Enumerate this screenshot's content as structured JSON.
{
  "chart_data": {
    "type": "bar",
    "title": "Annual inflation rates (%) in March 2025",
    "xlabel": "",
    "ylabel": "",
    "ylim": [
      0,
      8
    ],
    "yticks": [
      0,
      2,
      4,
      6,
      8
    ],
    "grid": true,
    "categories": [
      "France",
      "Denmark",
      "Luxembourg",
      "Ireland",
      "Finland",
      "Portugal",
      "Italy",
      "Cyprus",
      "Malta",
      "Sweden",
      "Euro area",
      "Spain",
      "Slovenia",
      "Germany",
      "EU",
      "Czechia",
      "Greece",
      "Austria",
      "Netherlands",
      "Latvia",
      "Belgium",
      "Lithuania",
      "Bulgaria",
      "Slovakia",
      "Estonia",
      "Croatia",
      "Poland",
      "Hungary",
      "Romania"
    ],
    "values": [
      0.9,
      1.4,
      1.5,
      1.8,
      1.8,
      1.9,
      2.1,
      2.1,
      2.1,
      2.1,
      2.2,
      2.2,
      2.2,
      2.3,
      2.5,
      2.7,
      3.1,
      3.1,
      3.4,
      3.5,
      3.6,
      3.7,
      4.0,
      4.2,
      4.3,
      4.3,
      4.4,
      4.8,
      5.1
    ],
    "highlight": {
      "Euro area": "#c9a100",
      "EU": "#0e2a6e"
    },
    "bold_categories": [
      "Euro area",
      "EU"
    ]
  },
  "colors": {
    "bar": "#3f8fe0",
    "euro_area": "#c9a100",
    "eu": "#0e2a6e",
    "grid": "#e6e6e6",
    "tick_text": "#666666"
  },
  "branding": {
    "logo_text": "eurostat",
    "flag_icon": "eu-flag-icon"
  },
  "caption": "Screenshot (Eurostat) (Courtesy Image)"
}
——
WHAT NEEDS TO BE DONE: Copy every line exactly. Leave nothing out.

ANSWER FOR THE TASK:
Enumerate this screenshot's content as structured JSON.
{
  "chart_data": {
    "type": "bar",
    "title": "Annual inflation rates (%) in March 2025",
    "xlabel": "",
    "ylabel": "",
    "ylim": [
      0,
      8
    ],
    "yticks": [
      0,
      2,
      4,
      6,
      8
    ],
    "grid": true,
    "categories": [
      "France",
      "Denmark",
      "Luxembourg",
      "Ireland",
      "Finland",
      "Portugal",
      "Italy",
      "Cyprus",
      "Malta",
      "Sweden",
      "Euro area",
      "Spain",
      "Slovenia",
      "Germany",
      "EU",
      "Czechia",
      "Greece",
      "Austria",
      "Netherlands",
      "Latvia",
      "Belgium",
      "Lithuania",
      "Bulgaria",
      "Slovakia",
      "Estonia",
      "Croatia",
      "Poland",
      "Hungary",
      "Romania"
    ],
    "values": [
      0.9,
      1.4,
      1.5,
      1.8,
      1.8,
      1.9,
      2.1,
      2.1,
      2.1,
      2.1,
      2.2,
      2.2,
      2.2,
      2.3,
      2.5,
      2.7,
      3.1,
      3.1,
      3.4,
      3.5,
      3.6,
      3.7,
      4.0,
      4.2,
      4.3,
      4.3,
      4.4,
      4.8,
      5.1
    ],
    "highlight": {
      "Euro area": "#c9a100",
      "EU": "#0e2a6e"
    },
    "bold_categories": [
      "Euro area",
      "EU"
    ]
  },
  "colors": {
    "bar": "#3f8fe0",
    "euro_area": "#c9a100",
    "eu": "#0e2a6e",
    "grid": "#e6e6e6",
    "tick_text": "#666666"
  },
  "branding": {
    "logo_text": "eurostat",
    "flag_icon": "eu-flag-icon"
  },
  "caption": "Screenshot (Eurostat) (Courtesy Image)"
}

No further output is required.